PROVIDED PASSAGE ▸
= = = = = = =

Year Ended March 31, 2004 Compared to Year Ended March 31, 2003
Net Sales and Gross Profit
Net sales in fiscal 2004 increased by HK$59.0 million to HK$382.1 million,
representing a 18.3% increase when compared to net sales of HK$323.1 million in
fiscal 2003. We attribute such increase in net sales to, among other factors,
(i) improvements in general business and consumer confidence resulting in
improvements in demand and market sentiment following the impact of the Iraq War
and SARS in the PRC, Hong Kong and other countries, (ii) the increased revenue
contribution on pearls and jewelry finished products, (iii) our increased
marketing efforts and flexible pricing strategies, and (iv) value added services
to satisfy our customers' needs.
Gross profit for fiscal 2004 increased by HK$14.1 million from HK$90.0 million
for fiscal 2003 to HK$104.1 million, representing an increase of 15.8% while
gross profit margin decreased to 27.3% from 27.8% in fiscal 2003. The increase
in gross profit resulted primarily from the increase in turnover. We attribute
the decrease in gross profit margin mainly to our flexible pricing strategy on
fresh water pearls, as well as the increase in assembled jewelry in our product
mix, which dilutes the gross profit margin to a lower extent.
Rental Income
Gross rental income decreased by HK$1.3 million, or 16.6%, from HK$7.5 million
for fiscal 2003 to $6.2 million for fiscal 2004. The decrease in gross rental
income was mainly attributable to the reduction in rental income generated in
fiscal year 2004 by the 19th Floor, Railway Plaza, 39 Chatham Road South,
Tsimshatsui, Hong Kong, which had been occupied by the Company for internal use
since April 21, 2003. In addition, the Company experienced a decrease in rental
income in Man Sang Industrial City located in PRC. The decrease in rental income
in Man Sang Industrial City was mainly due to one of the buildings having been
demolished in the first quarter of fiscal 2004. However, such decrease was
partially offset by the additional rental income contribution generated by the
property at 8th Floor, Harcourt House 39 Gloucester Road, Wanchai, Hong Kong
acquired on August 15, 2003.

= = = = = = =

[Records]

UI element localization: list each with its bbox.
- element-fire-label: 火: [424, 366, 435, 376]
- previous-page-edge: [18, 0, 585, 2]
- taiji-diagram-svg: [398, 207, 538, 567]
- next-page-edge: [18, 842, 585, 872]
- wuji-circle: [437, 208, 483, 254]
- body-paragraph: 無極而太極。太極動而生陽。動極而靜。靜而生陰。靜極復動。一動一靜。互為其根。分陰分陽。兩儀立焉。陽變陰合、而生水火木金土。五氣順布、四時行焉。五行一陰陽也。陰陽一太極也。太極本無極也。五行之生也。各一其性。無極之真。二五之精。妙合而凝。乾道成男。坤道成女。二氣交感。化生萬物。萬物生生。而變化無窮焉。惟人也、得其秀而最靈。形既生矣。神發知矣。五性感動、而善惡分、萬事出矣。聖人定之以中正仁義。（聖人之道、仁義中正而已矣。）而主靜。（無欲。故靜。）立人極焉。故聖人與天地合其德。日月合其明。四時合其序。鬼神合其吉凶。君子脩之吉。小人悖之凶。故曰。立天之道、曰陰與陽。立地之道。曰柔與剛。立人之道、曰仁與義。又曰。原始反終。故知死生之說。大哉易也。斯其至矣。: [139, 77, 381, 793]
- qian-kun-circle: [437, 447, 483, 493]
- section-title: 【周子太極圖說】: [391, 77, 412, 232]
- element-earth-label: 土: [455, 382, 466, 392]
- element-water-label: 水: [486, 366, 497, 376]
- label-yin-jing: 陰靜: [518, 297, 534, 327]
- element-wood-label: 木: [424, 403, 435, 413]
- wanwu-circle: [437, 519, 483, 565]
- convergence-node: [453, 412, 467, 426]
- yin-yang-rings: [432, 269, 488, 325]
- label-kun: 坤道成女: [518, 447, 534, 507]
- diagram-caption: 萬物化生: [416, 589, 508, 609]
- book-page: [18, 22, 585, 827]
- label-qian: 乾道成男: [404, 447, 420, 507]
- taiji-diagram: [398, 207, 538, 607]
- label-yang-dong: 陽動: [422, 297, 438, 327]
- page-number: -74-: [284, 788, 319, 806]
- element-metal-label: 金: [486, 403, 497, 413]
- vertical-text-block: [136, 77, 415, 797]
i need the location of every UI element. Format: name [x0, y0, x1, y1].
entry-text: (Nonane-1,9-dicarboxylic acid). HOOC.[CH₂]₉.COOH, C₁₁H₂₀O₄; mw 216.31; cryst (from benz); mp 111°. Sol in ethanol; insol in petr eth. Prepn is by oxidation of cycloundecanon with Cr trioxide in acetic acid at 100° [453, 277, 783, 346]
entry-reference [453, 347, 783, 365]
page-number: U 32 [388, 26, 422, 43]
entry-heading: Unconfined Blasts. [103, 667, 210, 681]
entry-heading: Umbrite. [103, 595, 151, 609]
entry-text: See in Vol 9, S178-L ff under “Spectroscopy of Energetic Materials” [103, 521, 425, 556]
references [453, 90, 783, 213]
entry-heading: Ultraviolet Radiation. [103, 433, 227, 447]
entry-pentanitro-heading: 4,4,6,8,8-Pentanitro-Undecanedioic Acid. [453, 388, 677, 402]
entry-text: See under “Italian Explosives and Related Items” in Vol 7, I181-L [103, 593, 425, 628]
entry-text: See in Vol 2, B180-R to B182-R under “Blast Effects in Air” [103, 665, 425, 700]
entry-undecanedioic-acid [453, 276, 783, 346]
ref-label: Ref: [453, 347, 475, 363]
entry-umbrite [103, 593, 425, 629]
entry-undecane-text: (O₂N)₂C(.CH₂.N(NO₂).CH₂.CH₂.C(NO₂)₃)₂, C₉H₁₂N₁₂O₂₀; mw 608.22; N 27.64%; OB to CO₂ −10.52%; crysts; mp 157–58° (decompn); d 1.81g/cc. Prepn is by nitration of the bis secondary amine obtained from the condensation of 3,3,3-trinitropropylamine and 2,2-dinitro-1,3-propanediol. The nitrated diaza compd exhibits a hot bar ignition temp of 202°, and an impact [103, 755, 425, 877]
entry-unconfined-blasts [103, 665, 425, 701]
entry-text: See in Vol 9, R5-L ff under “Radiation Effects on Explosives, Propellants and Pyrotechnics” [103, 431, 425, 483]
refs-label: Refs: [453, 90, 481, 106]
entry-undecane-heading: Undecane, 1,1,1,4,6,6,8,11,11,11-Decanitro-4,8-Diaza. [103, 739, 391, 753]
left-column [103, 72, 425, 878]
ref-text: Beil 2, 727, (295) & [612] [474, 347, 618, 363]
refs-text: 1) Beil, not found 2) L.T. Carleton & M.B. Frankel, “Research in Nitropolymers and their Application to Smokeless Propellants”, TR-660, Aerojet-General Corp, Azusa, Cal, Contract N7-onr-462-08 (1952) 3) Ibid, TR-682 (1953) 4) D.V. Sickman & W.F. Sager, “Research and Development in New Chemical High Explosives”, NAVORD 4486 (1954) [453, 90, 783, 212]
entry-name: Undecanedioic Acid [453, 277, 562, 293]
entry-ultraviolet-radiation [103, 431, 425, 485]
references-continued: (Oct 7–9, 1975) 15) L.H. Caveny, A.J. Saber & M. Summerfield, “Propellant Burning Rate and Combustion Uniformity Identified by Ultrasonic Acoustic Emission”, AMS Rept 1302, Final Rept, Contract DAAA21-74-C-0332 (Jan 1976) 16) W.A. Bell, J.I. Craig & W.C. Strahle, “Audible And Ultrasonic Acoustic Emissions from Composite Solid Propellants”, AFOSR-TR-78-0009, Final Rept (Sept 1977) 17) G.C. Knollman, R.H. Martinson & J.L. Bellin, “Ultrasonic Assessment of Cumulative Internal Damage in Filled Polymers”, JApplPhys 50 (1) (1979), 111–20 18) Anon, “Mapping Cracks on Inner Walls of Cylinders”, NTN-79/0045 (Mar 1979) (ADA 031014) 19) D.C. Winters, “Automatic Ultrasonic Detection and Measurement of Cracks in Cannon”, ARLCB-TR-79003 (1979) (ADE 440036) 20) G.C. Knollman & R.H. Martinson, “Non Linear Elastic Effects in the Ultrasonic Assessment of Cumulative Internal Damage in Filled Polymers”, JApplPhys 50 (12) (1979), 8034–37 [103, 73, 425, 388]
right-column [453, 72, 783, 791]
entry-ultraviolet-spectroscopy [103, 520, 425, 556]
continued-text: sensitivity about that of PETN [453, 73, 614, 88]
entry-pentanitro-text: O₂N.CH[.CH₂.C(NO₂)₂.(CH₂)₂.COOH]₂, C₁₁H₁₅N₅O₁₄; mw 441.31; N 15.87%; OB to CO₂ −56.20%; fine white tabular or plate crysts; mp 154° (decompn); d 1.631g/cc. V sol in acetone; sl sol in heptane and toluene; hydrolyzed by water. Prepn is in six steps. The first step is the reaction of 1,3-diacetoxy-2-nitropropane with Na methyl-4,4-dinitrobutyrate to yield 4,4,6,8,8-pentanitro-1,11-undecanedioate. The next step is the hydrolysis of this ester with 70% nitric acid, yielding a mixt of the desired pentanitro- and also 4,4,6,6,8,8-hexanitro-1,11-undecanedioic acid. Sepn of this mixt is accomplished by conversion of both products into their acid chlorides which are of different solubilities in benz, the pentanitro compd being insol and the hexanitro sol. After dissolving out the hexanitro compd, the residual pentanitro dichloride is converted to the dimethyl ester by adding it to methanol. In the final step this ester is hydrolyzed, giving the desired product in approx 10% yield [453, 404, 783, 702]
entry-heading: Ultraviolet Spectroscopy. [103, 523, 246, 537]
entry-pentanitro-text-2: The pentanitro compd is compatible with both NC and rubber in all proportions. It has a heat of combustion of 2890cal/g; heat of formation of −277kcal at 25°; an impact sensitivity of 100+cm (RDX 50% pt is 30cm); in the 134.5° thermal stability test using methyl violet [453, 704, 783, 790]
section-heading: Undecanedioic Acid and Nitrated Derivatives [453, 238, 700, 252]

= = = = = = =

THINGS TO DO ▸
[1] According to the fiscal 2004 results discussion, what was the gross profit margin for fiscal 2004?
[2] Based on the fiscal 2004 results discussion, explain why gross rental income decreased in fiscal 2004.
[3] Reproduce the fiscal 2004 results discussion from "Year Ended March 31, 2004" to "our customers' needs.".

ANSWERS FOR THIS EXERCISE ▸
[1] 27.3%

[2] Rental income from the 19th Floor, Railway Plaza, fell because the Company had occupied that floor for internal use since April 21, 2003. Rental income at Man Sang Industrial City in the PRC also fell, mainly because one of its buildings was demolished in the first quarter of fiscal 2004.

[3]
Year Ended March 31, 2004 Compared to Year Ended March 31, 2003
Net Sales and Gross Profit
Net sales in fiscal 2004 increased by HK$59.0 million to HK$382.1 million,
representing a 18.3% increase when compared to net sales of HK$323.1 million in
fiscal 2003. We attribute such increase in net sales to, among other factors,
(i) improvements in general business and consumer confidence resulting in
improvements in demand and market sentiment following the impact of the Iraq War
and SARS in the PRC, Hong Kong and other countries, (ii) the increased revenue
contribution on pearls and jewelry finished products, (iii) our increased
marketing efforts and flexible pricing strategies, and (iv) value added services
to satisfy our customers' needs.